### DIRECTIONS FOR THIS TASK:
Exactly as written, retype the lines that run from the line holding "Convert this document image to plain text." through the end of the records below. Do not include pictures.

### ENTRIES:
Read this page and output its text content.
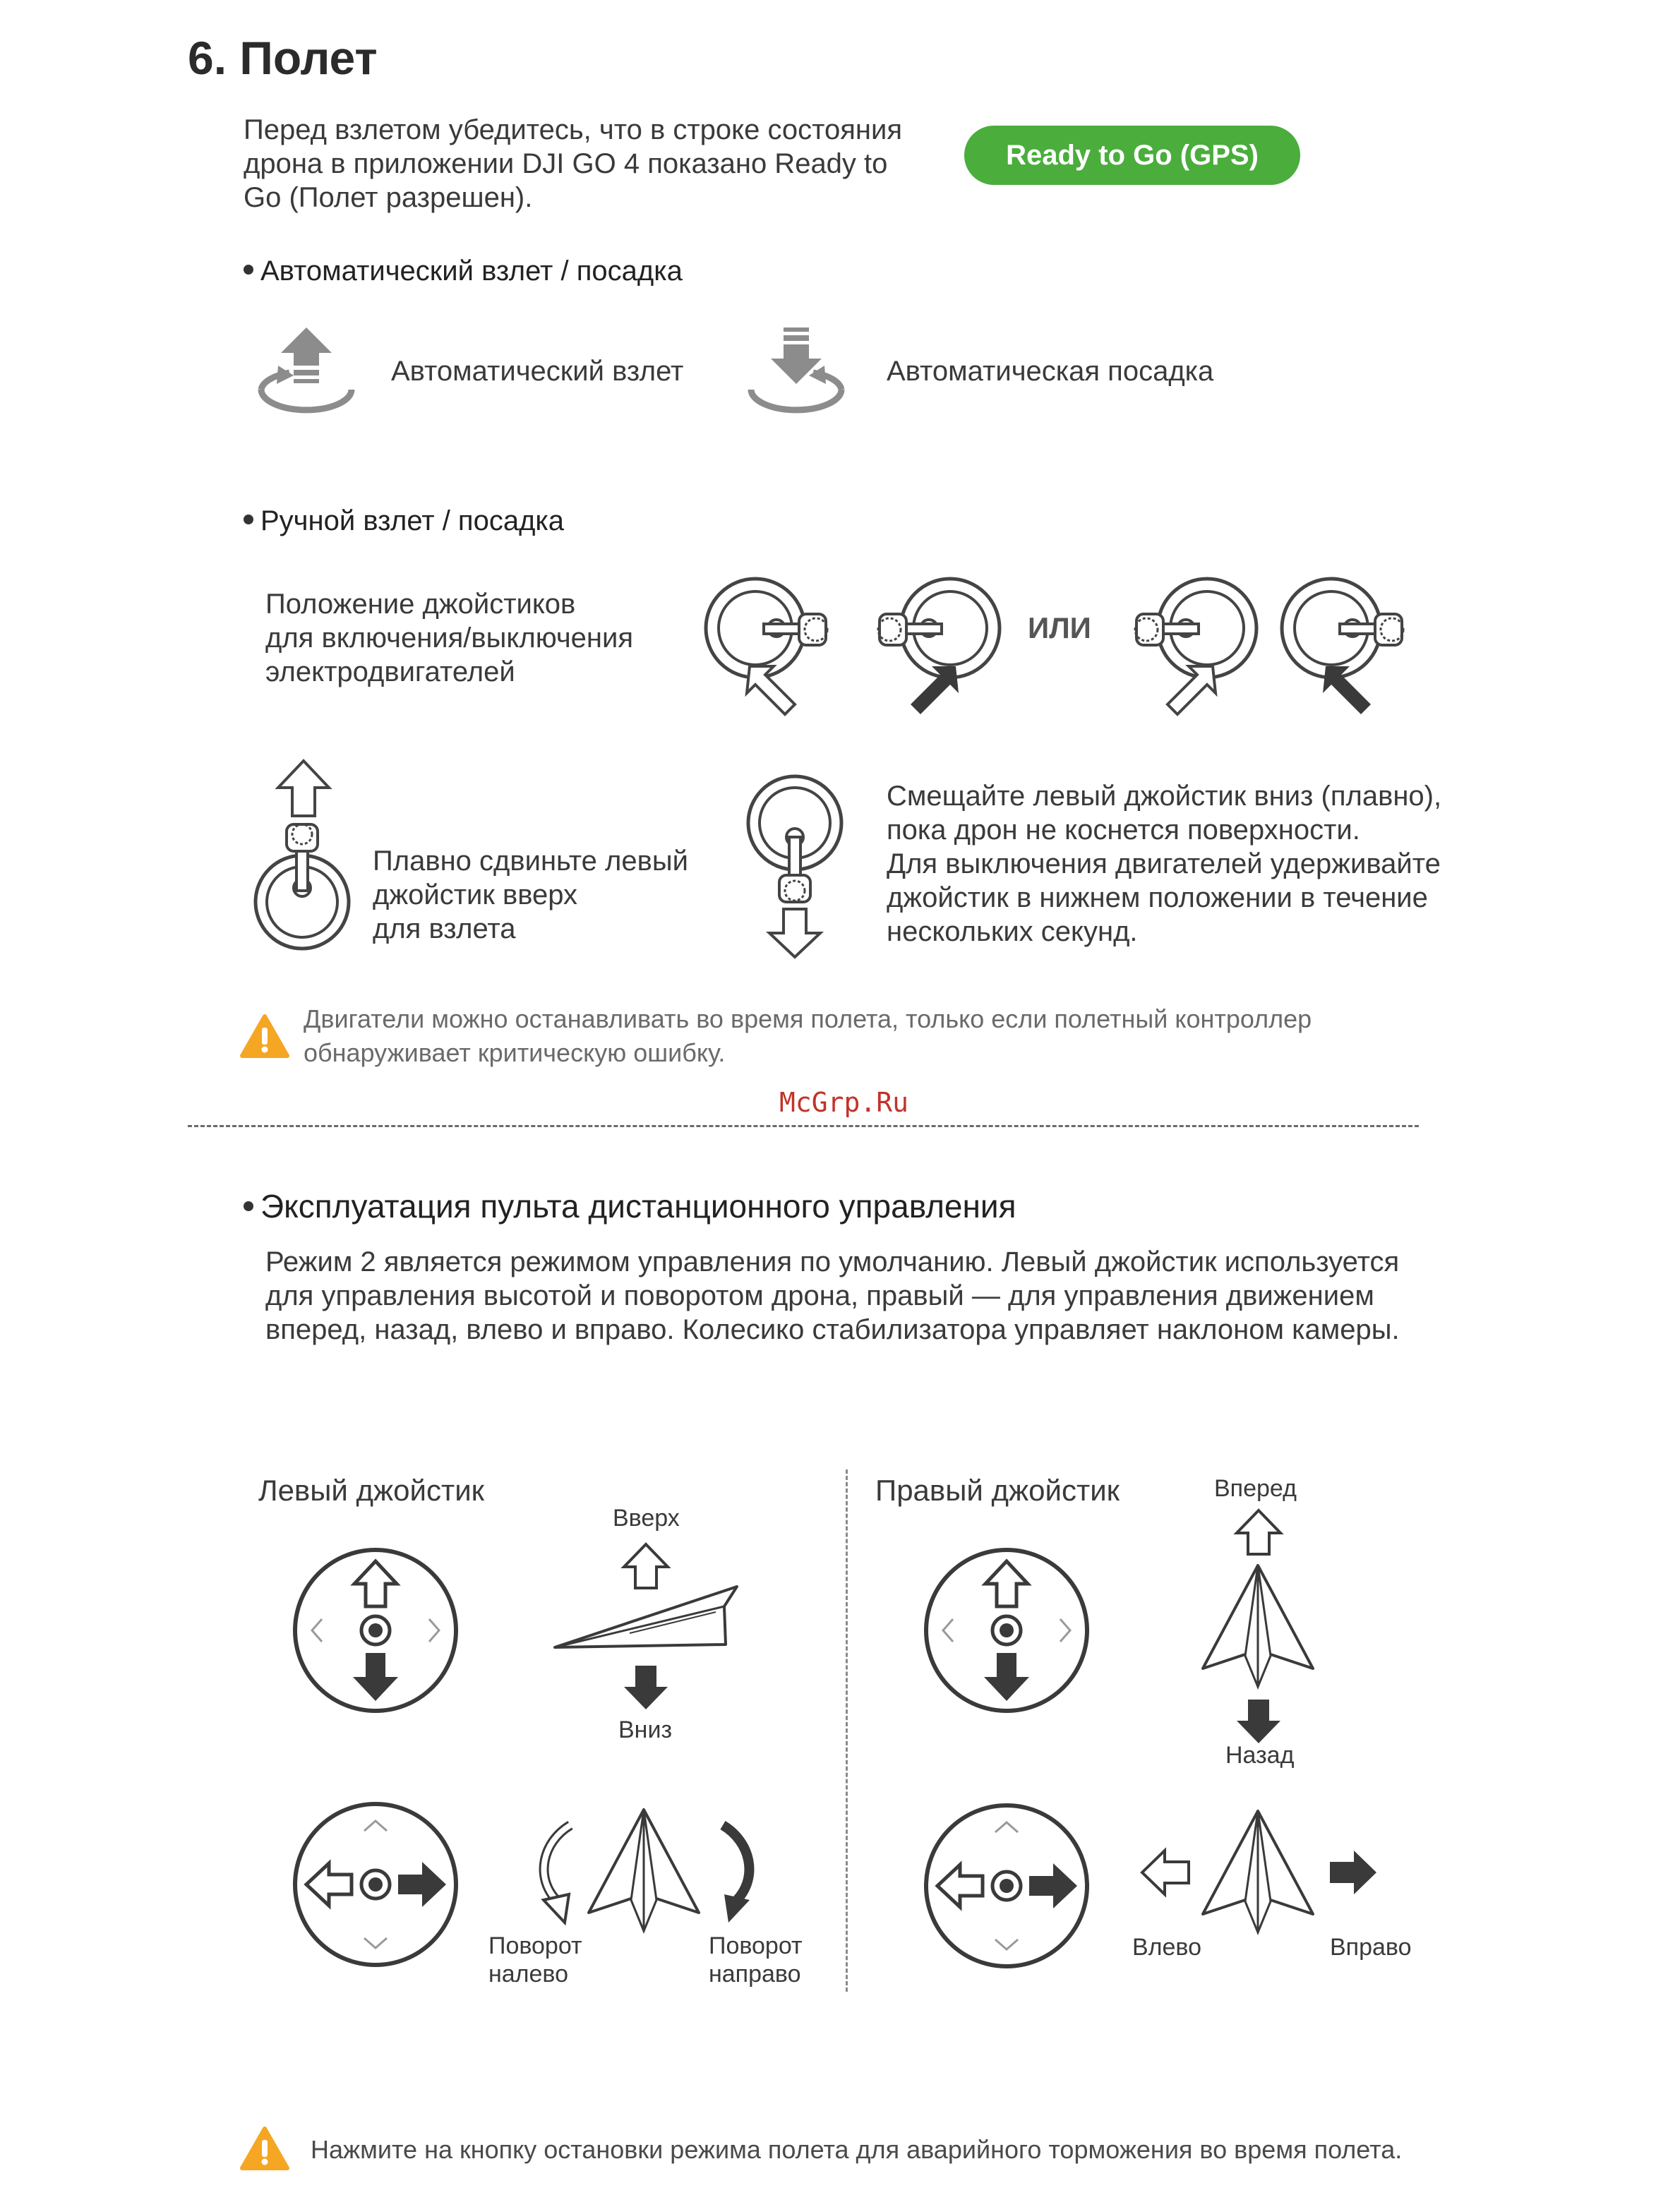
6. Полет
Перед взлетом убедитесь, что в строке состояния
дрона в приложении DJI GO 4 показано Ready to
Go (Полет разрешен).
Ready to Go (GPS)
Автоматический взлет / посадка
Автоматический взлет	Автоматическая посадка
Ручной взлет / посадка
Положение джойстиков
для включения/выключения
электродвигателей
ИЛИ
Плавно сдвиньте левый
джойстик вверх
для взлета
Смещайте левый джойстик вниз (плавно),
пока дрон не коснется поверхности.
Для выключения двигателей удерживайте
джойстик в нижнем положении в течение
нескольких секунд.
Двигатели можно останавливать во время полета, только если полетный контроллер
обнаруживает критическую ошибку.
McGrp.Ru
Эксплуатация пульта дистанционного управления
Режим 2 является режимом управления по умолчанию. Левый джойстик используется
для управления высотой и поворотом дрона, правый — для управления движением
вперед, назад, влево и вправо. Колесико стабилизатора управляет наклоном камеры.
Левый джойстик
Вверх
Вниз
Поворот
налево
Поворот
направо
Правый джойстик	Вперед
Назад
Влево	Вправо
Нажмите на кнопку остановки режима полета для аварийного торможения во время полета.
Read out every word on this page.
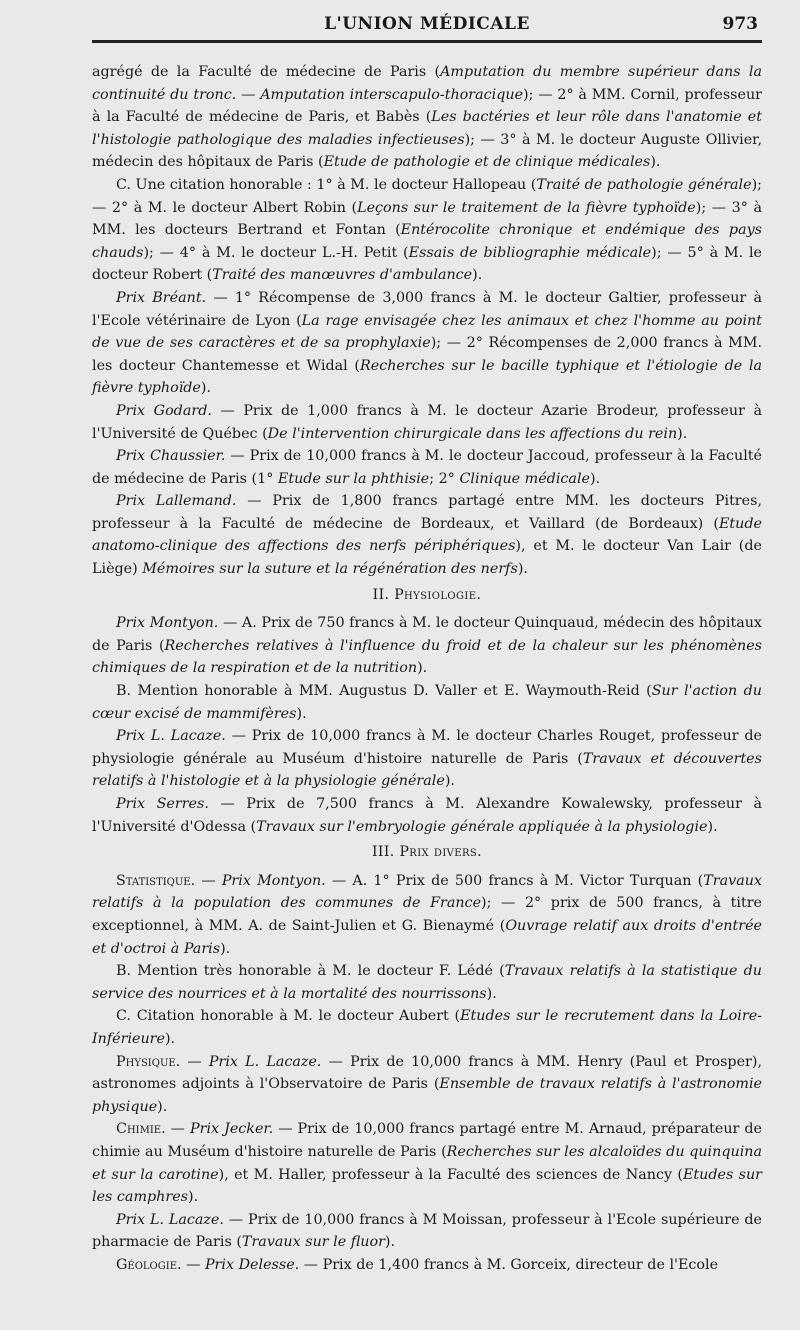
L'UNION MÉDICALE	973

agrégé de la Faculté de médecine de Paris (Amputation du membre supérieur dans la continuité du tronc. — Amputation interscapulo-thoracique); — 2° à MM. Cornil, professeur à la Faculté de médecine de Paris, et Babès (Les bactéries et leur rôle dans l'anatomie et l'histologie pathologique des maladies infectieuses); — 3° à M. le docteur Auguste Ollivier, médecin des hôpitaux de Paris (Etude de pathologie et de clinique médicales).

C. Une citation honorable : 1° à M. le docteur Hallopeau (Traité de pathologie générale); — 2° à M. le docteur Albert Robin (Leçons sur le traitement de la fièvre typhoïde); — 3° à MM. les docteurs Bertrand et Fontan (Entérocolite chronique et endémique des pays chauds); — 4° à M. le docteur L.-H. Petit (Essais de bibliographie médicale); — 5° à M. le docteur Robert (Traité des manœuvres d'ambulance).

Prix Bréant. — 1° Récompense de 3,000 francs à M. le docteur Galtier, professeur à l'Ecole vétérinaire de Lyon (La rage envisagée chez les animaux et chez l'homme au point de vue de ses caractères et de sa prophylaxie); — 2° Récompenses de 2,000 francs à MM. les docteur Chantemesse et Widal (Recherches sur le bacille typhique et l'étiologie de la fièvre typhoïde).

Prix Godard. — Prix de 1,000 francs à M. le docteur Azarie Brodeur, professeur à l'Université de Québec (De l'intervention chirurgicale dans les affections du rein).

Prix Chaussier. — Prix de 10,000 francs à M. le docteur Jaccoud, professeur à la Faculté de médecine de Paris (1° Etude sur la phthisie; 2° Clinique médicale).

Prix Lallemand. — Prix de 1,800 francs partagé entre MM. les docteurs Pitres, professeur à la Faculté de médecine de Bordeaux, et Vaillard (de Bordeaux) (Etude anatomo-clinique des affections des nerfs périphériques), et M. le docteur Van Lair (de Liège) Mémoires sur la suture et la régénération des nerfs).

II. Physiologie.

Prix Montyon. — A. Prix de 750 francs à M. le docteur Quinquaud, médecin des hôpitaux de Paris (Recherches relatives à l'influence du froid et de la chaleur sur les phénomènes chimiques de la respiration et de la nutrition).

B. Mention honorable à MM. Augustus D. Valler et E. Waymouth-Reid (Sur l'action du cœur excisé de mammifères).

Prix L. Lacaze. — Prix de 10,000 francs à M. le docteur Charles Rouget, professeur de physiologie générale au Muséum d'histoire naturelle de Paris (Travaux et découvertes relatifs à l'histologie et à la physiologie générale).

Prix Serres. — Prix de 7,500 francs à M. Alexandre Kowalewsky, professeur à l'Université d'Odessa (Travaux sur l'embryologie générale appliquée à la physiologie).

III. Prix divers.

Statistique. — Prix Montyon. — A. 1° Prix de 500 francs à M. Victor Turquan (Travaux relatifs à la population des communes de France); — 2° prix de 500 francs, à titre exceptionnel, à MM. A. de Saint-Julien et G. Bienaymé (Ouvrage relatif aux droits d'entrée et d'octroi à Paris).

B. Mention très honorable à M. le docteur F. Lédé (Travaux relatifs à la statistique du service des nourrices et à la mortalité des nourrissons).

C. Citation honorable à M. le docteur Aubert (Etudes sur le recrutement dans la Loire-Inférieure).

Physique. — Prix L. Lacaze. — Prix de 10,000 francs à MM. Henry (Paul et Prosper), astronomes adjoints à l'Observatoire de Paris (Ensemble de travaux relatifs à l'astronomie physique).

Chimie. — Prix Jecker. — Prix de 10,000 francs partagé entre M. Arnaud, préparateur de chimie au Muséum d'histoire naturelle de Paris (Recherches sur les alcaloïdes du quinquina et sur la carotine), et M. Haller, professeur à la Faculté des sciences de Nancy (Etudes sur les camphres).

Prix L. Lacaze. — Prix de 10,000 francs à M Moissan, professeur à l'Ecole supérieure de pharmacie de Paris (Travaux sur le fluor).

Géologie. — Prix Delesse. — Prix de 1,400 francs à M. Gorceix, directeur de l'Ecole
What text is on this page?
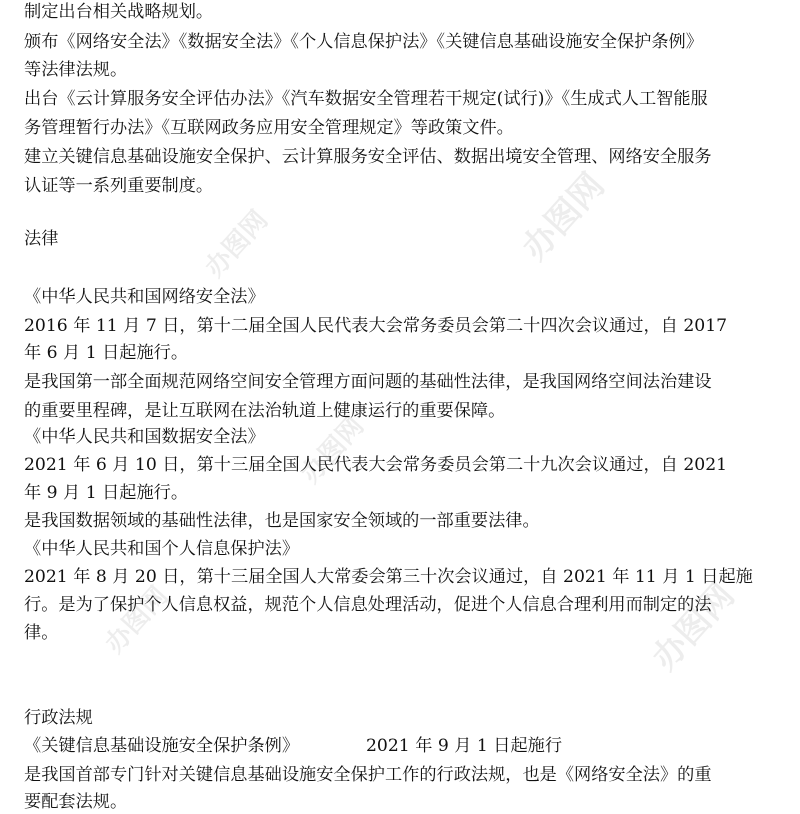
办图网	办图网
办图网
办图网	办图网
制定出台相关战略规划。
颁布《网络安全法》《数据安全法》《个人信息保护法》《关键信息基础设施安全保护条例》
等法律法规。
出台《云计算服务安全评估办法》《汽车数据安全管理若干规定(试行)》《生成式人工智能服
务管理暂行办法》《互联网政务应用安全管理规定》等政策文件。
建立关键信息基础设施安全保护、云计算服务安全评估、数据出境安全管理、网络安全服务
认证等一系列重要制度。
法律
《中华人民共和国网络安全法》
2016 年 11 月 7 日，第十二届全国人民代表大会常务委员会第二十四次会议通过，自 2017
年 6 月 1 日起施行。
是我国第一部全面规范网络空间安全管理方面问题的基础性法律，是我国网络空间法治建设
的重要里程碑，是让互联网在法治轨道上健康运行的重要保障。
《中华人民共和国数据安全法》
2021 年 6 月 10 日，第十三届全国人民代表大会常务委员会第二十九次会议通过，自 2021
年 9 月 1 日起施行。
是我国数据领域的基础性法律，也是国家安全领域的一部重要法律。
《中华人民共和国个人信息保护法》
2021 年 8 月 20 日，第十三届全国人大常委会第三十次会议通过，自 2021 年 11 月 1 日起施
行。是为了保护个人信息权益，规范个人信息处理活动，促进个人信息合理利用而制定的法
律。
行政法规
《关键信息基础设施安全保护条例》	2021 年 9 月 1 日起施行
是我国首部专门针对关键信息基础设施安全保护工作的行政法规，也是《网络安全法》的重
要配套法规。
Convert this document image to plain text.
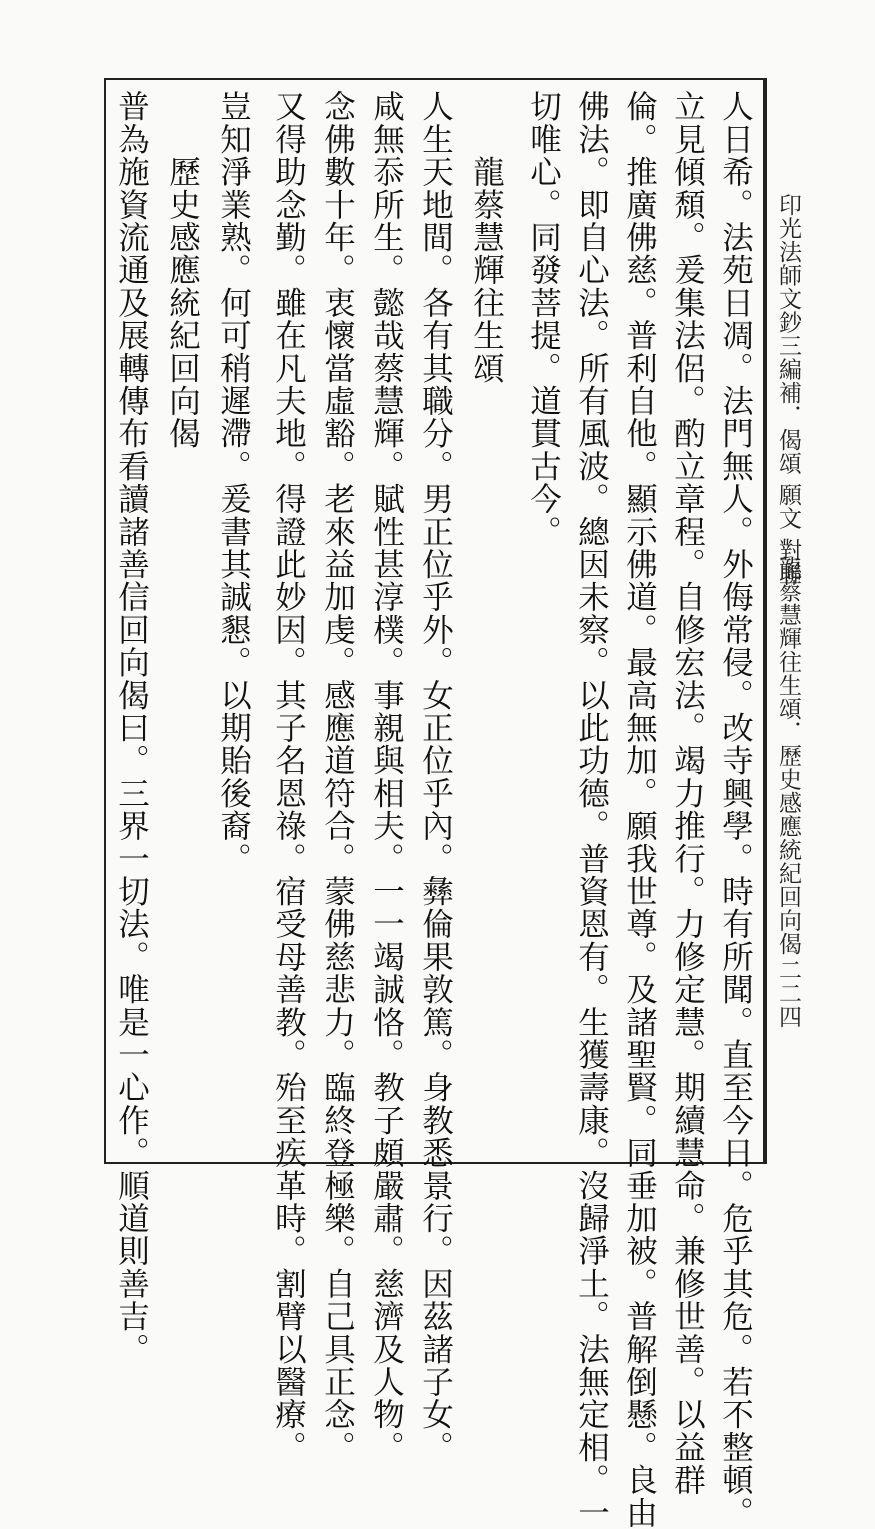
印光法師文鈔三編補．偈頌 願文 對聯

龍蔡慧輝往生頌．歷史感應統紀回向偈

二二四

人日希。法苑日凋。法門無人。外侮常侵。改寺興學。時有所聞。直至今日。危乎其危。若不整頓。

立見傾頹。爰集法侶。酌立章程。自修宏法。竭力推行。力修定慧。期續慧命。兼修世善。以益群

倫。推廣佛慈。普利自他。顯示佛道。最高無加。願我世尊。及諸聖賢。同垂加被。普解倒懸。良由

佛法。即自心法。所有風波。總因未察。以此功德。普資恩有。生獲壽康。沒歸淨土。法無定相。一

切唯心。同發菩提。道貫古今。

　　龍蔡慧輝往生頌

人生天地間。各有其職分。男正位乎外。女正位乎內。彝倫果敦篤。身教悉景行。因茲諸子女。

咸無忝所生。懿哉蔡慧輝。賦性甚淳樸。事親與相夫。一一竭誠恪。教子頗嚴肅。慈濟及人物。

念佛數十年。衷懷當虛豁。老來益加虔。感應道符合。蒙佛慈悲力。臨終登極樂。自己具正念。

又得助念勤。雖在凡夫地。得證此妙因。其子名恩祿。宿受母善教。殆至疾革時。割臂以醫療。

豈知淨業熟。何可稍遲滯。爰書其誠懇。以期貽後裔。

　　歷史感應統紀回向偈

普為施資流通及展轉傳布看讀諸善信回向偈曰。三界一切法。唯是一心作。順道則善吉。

### WRITTEN ANSWER:
Convert this document image to plain text.
印光法師文鈔三編補．偈頌 願文 對聯

龍蔡慧輝往生頌．歷史感應統紀回向偈

二二四

人日希。法苑日凋。法門無人。外侮常侵。改寺興學。時有所聞。直至今日。危乎其危。若不整頓。

立見傾頹。爰集法侶。酌立章程。自修宏法。竭力推行。力修定慧。期續慧命。兼修世善。以益群

倫。推廣佛慈。普利自他。顯示佛道。最高無加。願我世尊。及諸聖賢。同垂加被。普解倒懸。良由

佛法。即自心法。所有風波。總因未察。以此功德。普資恩有。生獲壽康。沒歸淨土。法無定相。一

切唯心。同發菩提。道貫古今。

　　龍蔡慧輝往生頌

人生天地間。各有其職分。男正位乎外。女正位乎內。彝倫果敦篤。身教悉景行。因茲諸子女。

咸無忝所生。懿哉蔡慧輝。賦性甚淳樸。事親與相夫。一一竭誠恪。教子頗嚴肅。慈濟及人物。

念佛數十年。衷懷當虛豁。老來益加虔。感應道符合。蒙佛慈悲力。臨終登極樂。自己具正念。

又得助念勤。雖在凡夫地。得證此妙因。其子名恩祿。宿受母善教。殆至疾革時。割臂以醫療。

豈知淨業熟。何可稍遲滯。爰書其誠懇。以期貽後裔。

　　歷史感應統紀回向偈

普為施資流通及展轉傳布看讀諸善信回向偈曰。三界一切法。唯是一心作。順道則善吉。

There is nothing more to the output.